--- Material supplied ---

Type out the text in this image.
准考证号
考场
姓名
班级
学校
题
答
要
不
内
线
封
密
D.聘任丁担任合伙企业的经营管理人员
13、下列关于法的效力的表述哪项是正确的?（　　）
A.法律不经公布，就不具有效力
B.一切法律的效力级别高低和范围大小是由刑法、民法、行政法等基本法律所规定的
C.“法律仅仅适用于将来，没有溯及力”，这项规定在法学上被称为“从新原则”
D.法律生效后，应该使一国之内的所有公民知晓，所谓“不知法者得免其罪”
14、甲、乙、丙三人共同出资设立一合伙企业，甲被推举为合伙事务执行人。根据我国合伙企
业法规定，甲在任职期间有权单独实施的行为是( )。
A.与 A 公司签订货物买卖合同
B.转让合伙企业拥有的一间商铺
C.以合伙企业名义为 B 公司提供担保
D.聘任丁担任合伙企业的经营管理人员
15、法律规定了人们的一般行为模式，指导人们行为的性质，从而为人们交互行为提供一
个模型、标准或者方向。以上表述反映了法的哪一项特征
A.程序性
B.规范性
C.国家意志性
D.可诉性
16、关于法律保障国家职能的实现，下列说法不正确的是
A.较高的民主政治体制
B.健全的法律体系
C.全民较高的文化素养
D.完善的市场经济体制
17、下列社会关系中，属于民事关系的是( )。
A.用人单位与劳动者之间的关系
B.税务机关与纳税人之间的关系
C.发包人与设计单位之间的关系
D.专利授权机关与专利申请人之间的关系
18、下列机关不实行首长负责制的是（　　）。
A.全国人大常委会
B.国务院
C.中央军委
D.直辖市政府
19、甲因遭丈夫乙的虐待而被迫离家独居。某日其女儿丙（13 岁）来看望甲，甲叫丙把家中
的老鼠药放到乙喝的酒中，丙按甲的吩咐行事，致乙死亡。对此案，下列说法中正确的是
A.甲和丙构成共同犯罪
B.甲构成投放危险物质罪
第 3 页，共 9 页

---

Task goal
Return all of the data precisely as it appears.

Output of the task
Type out the text in this image.
准考证号
考场
姓名
班级
学校
题
答
要
不
内
线
封
密
D.聘任丁担任合伙企业的经营管理人员
13、下列关于法的效力的表述哪项是正确的?（　　）
A.法律不经公布，就不具有效力
B.一切法律的效力级别高低和范围大小是由刑法、民法、行政法等基本法律所规定的
C.“法律仅仅适用于将来，没有溯及力”，这项规定在法学上被称为“从新原则”
D.法律生效后，应该使一国之内的所有公民知晓，所谓“不知法者得免其罪”
14、甲、乙、丙三人共同出资设立一合伙企业，甲被推举为合伙事务执行人。根据我国合伙企
业法规定，甲在任职期间有权单独实施的行为是( )。
A.与 A 公司签订货物买卖合同
B.转让合伙企业拥有的一间商铺
C.以合伙企业名义为 B 公司提供担保
D.聘任丁担任合伙企业的经营管理人员
15、法律规定了人们的一般行为模式，指导人们行为的性质，从而为人们交互行为提供一
个模型、标准或者方向。以上表述反映了法的哪一项特征
A.程序性
B.规范性
C.国家意志性
D.可诉性
16、关于法律保障国家职能的实现，下列说法不正确的是
A.较高的民主政治体制
B.健全的法律体系
C.全民较高的文化素养
D.完善的市场经济体制
17、下列社会关系中，属于民事关系的是( )。
A.用人单位与劳动者之间的关系
B.税务机关与纳税人之间的关系
C.发包人与设计单位之间的关系
D.专利授权机关与专利申请人之间的关系
18、下列机关不实行首长负责制的是（　　）。
A.全国人大常委会
B.国务院
C.中央军委
D.直辖市政府
19、甲因遭丈夫乙的虐待而被迫离家独居。某日其女儿丙（13 岁）来看望甲，甲叫丙把家中
的老鼠药放到乙喝的酒中，丙按甲的吩咐行事，致乙死亡。对此案，下列说法中正确的是
A.甲和丙构成共同犯罪
B.甲构成投放危险物质罪
第 3 页，共 9 页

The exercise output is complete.